*TASK*. Only the number is wanted: how many lines contain the string "FRANCE"?

----- SUPPLIED MATERIAL -----

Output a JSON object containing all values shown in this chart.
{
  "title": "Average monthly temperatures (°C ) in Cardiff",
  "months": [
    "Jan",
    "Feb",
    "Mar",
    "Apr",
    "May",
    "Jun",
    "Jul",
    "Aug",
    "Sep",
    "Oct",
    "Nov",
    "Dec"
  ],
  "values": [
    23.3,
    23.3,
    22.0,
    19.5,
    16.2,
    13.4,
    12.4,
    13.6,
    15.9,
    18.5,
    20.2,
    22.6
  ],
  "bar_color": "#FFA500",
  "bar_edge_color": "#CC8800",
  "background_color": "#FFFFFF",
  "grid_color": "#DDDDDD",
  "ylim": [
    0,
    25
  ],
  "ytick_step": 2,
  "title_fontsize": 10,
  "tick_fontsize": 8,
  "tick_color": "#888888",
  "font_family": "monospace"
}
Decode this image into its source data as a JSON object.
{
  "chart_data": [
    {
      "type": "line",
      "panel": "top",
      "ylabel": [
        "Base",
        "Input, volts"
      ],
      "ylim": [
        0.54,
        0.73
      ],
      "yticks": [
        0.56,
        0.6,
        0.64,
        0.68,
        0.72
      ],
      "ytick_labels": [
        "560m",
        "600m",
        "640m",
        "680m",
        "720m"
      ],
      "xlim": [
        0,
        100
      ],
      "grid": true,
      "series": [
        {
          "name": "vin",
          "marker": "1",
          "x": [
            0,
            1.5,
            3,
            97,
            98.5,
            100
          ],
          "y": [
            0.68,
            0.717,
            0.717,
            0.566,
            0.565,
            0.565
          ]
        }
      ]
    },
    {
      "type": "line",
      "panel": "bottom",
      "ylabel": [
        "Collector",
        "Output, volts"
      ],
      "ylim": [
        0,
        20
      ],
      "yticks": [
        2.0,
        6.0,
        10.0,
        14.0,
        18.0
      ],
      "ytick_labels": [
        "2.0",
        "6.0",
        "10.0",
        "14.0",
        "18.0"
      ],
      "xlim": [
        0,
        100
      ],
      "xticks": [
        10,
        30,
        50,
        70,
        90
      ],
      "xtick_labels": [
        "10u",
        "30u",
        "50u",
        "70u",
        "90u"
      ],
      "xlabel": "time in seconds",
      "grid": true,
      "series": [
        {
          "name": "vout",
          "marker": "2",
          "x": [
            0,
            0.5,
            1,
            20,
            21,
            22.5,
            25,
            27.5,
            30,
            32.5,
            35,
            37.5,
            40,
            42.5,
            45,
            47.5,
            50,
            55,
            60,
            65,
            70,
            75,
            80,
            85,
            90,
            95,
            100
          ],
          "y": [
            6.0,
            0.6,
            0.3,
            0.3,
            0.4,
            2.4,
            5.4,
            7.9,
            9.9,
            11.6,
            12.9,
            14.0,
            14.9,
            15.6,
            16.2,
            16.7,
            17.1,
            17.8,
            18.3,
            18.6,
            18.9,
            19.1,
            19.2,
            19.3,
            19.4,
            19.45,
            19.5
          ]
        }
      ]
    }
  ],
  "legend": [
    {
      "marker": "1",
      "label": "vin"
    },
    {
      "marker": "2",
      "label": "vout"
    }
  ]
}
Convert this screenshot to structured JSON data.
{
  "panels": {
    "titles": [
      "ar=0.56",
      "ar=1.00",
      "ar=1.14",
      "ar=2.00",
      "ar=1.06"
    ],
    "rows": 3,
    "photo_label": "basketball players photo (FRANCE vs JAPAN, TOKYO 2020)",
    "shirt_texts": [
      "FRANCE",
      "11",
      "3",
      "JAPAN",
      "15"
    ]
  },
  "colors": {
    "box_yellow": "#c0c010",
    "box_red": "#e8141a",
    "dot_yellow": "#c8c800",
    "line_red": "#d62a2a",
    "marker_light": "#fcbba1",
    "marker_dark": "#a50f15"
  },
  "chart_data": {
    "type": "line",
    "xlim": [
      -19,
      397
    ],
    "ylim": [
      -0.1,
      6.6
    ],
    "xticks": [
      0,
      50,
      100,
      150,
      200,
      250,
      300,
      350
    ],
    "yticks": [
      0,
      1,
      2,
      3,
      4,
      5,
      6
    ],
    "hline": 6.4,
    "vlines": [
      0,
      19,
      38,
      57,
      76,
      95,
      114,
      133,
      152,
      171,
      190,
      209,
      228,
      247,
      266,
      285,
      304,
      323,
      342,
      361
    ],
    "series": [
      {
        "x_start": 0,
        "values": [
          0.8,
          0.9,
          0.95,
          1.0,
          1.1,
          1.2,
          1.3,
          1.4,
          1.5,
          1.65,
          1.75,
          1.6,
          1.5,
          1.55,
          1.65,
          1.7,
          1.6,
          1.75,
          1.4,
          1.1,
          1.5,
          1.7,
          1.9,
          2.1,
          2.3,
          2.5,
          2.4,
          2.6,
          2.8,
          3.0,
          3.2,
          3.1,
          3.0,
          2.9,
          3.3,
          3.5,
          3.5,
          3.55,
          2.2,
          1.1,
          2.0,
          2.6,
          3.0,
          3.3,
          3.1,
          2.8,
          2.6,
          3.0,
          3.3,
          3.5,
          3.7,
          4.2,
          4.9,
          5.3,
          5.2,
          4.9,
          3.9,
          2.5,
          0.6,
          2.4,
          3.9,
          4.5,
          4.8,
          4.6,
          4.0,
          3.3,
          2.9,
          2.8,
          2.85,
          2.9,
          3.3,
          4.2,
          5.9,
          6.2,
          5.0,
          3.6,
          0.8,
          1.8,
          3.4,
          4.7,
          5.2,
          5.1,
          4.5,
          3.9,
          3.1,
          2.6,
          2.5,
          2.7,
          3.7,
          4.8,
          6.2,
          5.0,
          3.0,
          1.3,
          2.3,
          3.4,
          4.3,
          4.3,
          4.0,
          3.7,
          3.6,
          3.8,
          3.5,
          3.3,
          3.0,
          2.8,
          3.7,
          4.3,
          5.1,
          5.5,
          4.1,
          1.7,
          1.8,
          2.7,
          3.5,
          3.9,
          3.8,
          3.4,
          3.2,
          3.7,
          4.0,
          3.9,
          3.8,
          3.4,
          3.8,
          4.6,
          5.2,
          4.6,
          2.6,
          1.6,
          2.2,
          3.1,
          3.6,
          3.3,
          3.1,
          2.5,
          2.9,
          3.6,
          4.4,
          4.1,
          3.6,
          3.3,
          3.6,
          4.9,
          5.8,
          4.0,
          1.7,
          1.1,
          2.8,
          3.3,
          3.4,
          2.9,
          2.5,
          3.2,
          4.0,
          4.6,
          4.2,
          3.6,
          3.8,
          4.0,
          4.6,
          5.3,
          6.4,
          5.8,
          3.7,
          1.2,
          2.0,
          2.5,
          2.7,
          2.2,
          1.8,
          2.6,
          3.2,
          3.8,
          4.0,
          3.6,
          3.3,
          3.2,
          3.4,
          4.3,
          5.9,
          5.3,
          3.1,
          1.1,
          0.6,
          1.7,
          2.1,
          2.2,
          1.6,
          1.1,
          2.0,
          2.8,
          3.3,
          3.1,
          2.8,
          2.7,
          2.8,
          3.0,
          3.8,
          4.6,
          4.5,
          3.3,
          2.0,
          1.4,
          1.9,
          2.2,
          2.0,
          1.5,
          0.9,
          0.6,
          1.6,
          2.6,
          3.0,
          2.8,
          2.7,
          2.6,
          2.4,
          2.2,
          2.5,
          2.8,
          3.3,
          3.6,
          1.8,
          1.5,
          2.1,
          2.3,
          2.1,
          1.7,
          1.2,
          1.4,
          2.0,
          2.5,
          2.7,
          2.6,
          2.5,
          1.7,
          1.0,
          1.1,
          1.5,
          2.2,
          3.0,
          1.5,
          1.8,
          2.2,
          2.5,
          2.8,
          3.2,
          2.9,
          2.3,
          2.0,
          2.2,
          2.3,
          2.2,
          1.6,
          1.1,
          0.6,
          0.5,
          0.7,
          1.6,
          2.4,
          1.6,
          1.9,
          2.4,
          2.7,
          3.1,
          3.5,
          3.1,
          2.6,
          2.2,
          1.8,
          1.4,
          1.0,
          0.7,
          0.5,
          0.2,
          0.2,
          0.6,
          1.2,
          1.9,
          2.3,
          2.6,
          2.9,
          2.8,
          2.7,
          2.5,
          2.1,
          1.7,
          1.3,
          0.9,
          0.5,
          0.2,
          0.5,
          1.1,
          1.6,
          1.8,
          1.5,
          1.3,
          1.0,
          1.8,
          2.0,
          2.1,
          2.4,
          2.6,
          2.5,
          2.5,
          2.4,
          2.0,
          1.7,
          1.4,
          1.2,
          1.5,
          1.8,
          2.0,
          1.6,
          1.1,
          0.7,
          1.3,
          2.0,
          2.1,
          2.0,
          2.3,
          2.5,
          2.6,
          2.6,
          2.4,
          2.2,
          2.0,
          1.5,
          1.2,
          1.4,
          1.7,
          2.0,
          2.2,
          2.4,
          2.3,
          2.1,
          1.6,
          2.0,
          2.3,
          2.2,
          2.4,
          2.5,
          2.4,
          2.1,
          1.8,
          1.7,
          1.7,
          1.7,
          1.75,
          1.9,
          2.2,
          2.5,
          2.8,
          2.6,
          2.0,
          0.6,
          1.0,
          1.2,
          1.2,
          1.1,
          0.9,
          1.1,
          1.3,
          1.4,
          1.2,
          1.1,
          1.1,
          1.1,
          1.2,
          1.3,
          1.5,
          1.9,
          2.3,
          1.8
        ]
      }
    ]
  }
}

-----

*RESULT OF THIS TASK*. 2